## Document text
________________

Evidence of meeting #38 for Finance in the 42nd Parliament, 1st Session. (The original version is on Parliament’s site, as are the minutes.) The winning word was airports.

A video is available from Parliament.

On the agenda

MPs speaking

Also speaking

Brian Kingston  Vice-President, International and Fiscal Issues, Business Council of Canada
Scott Chamberlain  Director of Labour Relations, General Counsel, Association of Canadian Financial Officers
Brian Emmett  Chief Economist, Canada's Charitable and Nonprofit Sector, Imagine Canada
Monique Moreau  Director, National Affairs, Canadian Federation of Independent Business
Laurell Ritchie  Co-chair, Inter-Provincial EI Working Group
Pierre Cadieux  Vice President, Federal and Quebec Governmental Relations, Restaurants Canada
Daniel-Robert Gooch  President, Canadian Airports Council
William Miller  President, Canadian Association of Radiologists
Carl Weatherell  Executive Director and Chief Executive Officer, Canada Mining Innovation Council
Sahir Khan  Executive Vice-President, Institute of Fiscal Studies and Democracy
Jean Robitaille  Senior Vice-President, Agnico Eagle Mines Limited, Canada Mining Innovation Council
Nicholas Neuheimer  Chief Executive Officer, Canadian Association of Radiologists

4:30 p.m.

Conservative

Ziad Aboultaif Conservative Edmonton Manning, AB

Thank you very much.

I'm a small business owner, by the way. I owned three restaurants in the industry. Regrettably, I never made any money out of it.

I'm looking at the CFIB charts, at those numbers. I see of the policies that you were suggesting, none of them were introduced in the 2016 budget, and we don't know how the 2017.... Hopefully, 2017 will regard some of these things, which are very logical for any business...freezing CPP. Right now we're facing a huge increase on the CPP.

There is the EI premium, which is another big factor. Again, I'm a business owner and I know what impact these can have. There is the promise to at least balance the budget. All of these things that you've addressed here would help small businesses to prosper.

If we have healthy small businesses in the country, then we can start talking about job creation, which in reality the 2016 budget did not touch on in any logical way...even proven formulas that can tell us where we're going from this point.

I would like to affirm with you on that, and could you elaborate on the CPP effect on the growth of small businesses?

4:30 p.m.

________________

Stored records

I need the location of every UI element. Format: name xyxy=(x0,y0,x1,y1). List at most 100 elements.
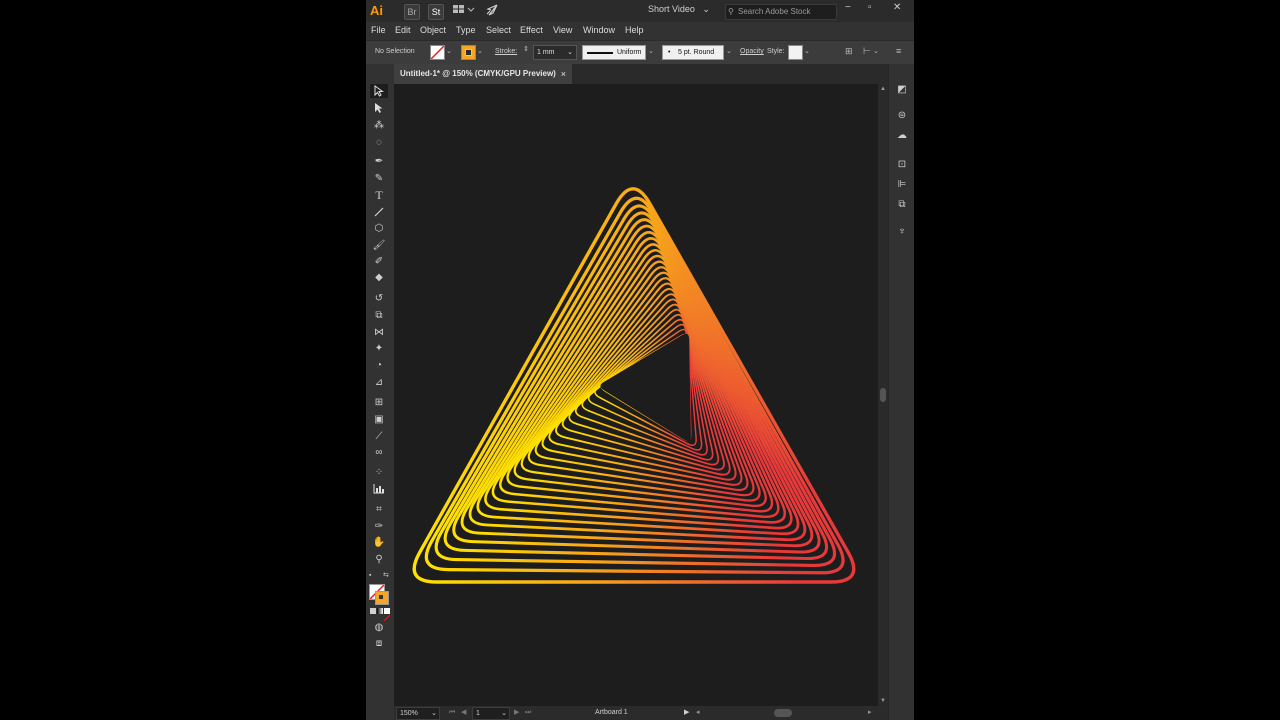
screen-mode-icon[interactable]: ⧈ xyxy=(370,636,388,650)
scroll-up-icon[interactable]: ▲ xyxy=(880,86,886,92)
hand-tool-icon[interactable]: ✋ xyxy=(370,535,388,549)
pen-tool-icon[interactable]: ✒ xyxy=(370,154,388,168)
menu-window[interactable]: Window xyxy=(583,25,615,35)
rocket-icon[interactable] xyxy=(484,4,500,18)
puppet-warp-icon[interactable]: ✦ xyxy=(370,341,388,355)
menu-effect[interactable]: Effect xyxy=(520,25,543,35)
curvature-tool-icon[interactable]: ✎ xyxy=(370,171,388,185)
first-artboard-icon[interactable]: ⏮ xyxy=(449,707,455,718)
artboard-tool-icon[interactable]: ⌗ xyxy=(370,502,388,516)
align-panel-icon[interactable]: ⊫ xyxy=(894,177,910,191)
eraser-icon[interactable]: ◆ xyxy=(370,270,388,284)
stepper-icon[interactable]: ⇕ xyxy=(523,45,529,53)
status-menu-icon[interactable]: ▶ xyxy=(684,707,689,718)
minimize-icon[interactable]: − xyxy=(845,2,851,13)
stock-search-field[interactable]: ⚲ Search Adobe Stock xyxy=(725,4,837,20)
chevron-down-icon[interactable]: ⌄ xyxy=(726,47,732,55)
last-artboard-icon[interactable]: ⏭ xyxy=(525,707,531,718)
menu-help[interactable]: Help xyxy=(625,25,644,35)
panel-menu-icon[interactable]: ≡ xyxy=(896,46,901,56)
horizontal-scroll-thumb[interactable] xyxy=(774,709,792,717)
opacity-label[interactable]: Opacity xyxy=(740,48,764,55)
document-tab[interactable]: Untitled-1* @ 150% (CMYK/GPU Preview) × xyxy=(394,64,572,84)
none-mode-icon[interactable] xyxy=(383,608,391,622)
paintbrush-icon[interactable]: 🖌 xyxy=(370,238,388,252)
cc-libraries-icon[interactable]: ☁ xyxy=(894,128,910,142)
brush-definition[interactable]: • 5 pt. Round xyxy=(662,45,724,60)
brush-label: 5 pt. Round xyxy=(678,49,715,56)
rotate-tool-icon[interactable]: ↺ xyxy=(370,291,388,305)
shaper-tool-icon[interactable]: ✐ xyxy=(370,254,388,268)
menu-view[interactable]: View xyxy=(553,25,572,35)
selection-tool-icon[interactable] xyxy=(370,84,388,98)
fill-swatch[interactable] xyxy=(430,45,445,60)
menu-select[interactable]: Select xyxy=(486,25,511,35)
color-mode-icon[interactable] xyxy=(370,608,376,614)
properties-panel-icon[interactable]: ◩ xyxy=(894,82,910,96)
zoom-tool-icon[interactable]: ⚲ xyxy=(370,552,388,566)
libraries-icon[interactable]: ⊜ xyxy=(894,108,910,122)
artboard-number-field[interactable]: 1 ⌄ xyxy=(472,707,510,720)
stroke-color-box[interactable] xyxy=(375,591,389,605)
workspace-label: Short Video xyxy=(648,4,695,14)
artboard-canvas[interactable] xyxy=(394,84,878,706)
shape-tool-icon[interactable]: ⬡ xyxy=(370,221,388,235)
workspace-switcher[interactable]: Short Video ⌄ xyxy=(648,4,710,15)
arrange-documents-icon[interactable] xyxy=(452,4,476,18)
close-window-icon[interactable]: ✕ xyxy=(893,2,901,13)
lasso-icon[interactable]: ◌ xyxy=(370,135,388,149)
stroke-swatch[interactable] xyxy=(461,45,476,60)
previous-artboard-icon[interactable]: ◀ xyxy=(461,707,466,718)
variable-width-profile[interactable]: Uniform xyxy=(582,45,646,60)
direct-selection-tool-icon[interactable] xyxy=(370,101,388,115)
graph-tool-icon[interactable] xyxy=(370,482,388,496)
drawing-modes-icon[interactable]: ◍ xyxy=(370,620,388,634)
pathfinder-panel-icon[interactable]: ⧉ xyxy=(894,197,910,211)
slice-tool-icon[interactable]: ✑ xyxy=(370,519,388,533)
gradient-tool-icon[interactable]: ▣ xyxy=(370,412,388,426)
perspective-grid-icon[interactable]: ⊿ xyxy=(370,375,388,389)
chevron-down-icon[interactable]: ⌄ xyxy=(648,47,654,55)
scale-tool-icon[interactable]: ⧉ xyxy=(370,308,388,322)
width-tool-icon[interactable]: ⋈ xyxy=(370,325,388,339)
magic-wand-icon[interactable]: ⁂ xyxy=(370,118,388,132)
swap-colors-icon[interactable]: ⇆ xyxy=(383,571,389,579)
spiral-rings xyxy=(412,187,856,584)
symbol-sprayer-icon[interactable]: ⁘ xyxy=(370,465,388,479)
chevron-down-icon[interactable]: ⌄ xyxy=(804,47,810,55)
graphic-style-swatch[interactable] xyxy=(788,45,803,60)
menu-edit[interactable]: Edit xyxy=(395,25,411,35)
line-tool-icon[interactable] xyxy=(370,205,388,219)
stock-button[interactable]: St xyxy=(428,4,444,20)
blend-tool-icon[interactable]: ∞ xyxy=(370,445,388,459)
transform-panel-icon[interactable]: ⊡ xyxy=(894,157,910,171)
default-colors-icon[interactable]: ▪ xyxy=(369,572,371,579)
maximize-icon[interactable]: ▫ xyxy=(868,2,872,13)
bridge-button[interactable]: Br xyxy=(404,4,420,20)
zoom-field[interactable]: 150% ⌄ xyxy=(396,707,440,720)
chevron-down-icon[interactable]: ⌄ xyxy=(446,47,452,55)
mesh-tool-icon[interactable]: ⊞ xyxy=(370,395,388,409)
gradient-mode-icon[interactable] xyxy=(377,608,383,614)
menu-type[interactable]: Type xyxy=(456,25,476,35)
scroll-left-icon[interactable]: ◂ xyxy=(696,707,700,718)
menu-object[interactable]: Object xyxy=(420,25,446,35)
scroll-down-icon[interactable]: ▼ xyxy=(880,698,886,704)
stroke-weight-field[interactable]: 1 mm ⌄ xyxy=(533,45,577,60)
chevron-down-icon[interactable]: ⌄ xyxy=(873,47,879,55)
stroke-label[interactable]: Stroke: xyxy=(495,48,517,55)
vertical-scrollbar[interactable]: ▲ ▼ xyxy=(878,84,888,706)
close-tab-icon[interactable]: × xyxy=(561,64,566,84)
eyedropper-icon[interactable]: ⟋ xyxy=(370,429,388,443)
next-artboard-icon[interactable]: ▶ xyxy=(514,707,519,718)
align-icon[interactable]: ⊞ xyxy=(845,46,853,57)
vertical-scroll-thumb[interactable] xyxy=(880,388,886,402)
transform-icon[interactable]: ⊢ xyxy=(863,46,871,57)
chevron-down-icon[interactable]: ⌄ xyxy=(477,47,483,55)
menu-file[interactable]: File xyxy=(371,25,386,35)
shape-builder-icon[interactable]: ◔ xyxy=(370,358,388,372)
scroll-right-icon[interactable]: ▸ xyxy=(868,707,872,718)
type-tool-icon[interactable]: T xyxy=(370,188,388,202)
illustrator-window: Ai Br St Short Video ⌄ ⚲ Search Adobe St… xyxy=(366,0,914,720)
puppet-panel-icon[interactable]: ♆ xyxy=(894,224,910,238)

________________

## Problems and tasks
**A.** In the Finance committee transcript, copy the passage starting with "If we have healthy" and going on through "of small businesses?", swapping "job creation" for "employment growth".
**B.** Give the lines of the records as a numbered list, starting with the line with "screen-mode-icon[interactable]: ⧈ xyxy=(370,636,388,650)" and going on through the line with "menu-effect[interactable]: Effect xyxy=(520,25,543,35)", without blank lines.

## Task answers
**A.**
If we have healthy small businesses in the country, then we can start talking about employment growth, which in reality the 2016 budget did not touch on in any logical way...even proven formulas that can tell us where we're going from this point.

I would like to affirm with you on that, and could you elaborate on the CPP effect on the growth of small businesses?

**B.**
1. screen-mode-icon[interactable]: ⧈ xyxy=(370,636,388,650)
2. scroll-up-icon[interactable]: ▲ xyxy=(880,86,886,92)
3. hand-tool-icon[interactable]: ✋ xyxy=(370,535,388,549)
4. pen-tool-icon[interactable]: ✒ xyxy=(370,154,388,168)
5. menu-window[interactable]: Window xyxy=(583,25,615,35)
6. rocket-icon[interactable] xyxy=(484,4,500,18)
7. puppet-warp-icon[interactable]: ✦ xyxy=(370,341,388,355)
8. menu-effect[interactable]: Effect xyxy=(520,25,543,35)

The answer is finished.